_TASK DIRECTIONS_: Exactly reproduce each entry, leaving out nothing.

_DATA ROWS_:

☆ ☆ ☆ ☆

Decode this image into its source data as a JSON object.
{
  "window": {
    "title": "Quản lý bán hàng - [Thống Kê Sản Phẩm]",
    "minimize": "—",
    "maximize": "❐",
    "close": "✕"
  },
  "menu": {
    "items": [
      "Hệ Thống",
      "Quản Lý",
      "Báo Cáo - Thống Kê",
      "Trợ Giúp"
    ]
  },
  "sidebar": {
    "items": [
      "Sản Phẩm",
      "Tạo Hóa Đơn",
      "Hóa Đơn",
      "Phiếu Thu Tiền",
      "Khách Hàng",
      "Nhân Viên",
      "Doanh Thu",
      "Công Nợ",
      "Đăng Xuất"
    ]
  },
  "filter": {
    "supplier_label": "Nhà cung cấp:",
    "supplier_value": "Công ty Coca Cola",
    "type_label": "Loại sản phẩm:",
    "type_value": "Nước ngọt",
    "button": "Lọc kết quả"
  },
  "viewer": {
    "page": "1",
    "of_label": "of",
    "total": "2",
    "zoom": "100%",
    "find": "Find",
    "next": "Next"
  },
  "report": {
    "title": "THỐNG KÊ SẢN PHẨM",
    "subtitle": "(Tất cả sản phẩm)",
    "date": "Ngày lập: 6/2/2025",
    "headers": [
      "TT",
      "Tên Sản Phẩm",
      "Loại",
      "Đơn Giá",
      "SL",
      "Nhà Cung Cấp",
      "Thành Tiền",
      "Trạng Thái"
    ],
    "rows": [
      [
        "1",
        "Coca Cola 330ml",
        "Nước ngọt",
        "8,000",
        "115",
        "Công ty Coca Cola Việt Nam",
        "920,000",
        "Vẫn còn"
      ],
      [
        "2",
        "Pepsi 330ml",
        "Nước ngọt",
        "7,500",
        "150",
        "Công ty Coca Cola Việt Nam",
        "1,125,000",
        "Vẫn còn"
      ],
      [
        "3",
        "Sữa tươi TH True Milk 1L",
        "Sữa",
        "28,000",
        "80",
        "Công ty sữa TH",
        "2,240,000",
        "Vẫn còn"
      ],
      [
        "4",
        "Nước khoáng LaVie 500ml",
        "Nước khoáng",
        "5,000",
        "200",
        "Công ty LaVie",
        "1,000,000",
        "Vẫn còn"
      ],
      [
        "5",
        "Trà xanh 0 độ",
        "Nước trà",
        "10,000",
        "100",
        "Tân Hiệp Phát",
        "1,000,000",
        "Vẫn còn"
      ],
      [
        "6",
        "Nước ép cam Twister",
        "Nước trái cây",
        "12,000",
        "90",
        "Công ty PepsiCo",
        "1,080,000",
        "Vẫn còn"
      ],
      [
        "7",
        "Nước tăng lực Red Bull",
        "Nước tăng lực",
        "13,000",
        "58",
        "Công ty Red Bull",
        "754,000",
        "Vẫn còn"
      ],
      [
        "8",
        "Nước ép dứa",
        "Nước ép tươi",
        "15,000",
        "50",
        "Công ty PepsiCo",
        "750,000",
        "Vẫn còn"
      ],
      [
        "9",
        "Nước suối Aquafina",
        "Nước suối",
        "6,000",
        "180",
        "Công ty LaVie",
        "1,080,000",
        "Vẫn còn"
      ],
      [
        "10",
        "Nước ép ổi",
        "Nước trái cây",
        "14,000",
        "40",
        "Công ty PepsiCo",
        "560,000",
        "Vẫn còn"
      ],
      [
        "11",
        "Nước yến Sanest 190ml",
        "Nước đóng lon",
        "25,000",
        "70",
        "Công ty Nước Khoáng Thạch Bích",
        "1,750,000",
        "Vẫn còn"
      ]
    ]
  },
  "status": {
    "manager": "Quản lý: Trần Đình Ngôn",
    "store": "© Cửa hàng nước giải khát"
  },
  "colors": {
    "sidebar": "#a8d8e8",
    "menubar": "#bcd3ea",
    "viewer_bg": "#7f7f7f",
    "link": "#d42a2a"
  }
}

☆ ☆ ☆ ☆

_EXERCISE SOLUTION_:
Decode this image into its source data as a JSON object.
{
  "window": {
    "title": "Quản lý bán hàng - [Thống Kê Sản Phẩm]",
    "minimize": "—",
    "maximize": "❐",
    "close": "✕"
  },
  "menu": {
    "items": [
      "Hệ Thống",
      "Quản Lý",
      "Báo Cáo - Thống Kê",
      "Trợ Giúp"
    ]
  },
  "sidebar": {
    "items": [
      "Sản Phẩm",
      "Tạo Hóa Đơn",
      "Hóa Đơn",
      "Phiếu Thu Tiền",
      "Khách Hàng",
      "Nhân Viên",
      "Doanh Thu",
      "Công Nợ",
      "Đăng Xuất"
    ]
  },
  "filter": {
    "supplier_label": "Nhà cung cấp:",
    "supplier_value": "Công ty Coca Cola",
    "type_label": "Loại sản phẩm:",
    "type_value": "Nước ngọt",
    "button": "Lọc kết quả"
  },
  "viewer": {
    "page": "1",
    "of_label": "of",
    "total": "2",
    "zoom": "100%",
    "find": "Find",
    "next": "Next"
  },
  "report": {
    "title": "THỐNG KÊ SẢN PHẨM",
    "subtitle": "(Tất cả sản phẩm)",
    "date": "Ngày lập: 6/2/2025",
    "headers": [
      "TT",
      "Tên Sản Phẩm",
      "Loại",
      "Đơn Giá",
      "SL",
      "Nhà Cung Cấp",
      "Thành Tiền",
      "Trạng Thái"
    ],
    "rows": [
      [
        "1",
        "Coca Cola 330ml",
        "Nước ngọt",
        "8,000",
        "115",
        "Công ty Coca Cola Việt Nam",
        "920,000",
        "Vẫn còn"
      ],
      [
        "2",
        "Pepsi 330ml",
        "Nước ngọt",
        "7,500",
        "150",
        "Công ty Coca Cola Việt Nam",
        "1,125,000",
        "Vẫn còn"
      ],
      [
        "3",
        "Sữa tươi TH True Milk 1L",
        "Sữa",
        "28,000",
        "80",
        "Công ty sữa TH",
        "2,240,000",
        "Vẫn còn"
      ],
      [
        "4",
        "Nước khoáng LaVie 500ml",
        "Nước khoáng",
        "5,000",
        "200",
        "Công ty LaVie",
        "1,000,000",
        "Vẫn còn"
      ],
      [
        "5",
        "Trà xanh 0 độ",
        "Nước trà",
        "10,000",
        "100",
        "Tân Hiệp Phát",
        "1,000,000",
        "Vẫn còn"
      ],
      [
        "6",
        "Nước ép cam Twister",
        "Nước trái cây",
        "12,000",
        "90",
        "Công ty PepsiCo",
        "1,080,000",
        "Vẫn còn"
      ],
      [
        "7",
        "Nước tăng lực Red Bull",
        "Nước tăng lực",
        "13,000",
        "58",
        "Công ty Red Bull",
        "754,000",
        "Vẫn còn"
      ],
      [
        "8",
        "Nước ép dứa",
        "Nước ép tươi",
        "15,000",
        "50",
        "Công ty PepsiCo",
        "750,000",
        "Vẫn còn"
      ],
      [
        "9",
        "Nước suối Aquafina",
        "Nước suối",
        "6,000",
        "180",
        "Công ty LaVie",
        "1,080,000",
        "Vẫn còn"
      ],
      [
        "10",
        "Nước ép ổi",
        "Nước trái cây",
        "14,000",
        "40",
        "Công ty PepsiCo",
        "560,000",
        "Vẫn còn"
      ],
      [
        "11",
        "Nước yến Sanest 190ml",
        "Nước đóng lon",
        "25,000",
        "70",
        "Công ty Nước Khoáng Thạch Bích",
        "1,750,000",
        "Vẫn còn"
      ]
    ]
  },
  "status": {
    "manager": "Quản lý: Trần Đình Ngôn",
    "store": "© Cửa hàng nước giải khát"
  },
  "colors": {
    "sidebar": "#a8d8e8",
    "menubar": "#bcd3ea",
    "viewer_bg": "#7f7f7f",
    "link": "#d42a2a"
  }
}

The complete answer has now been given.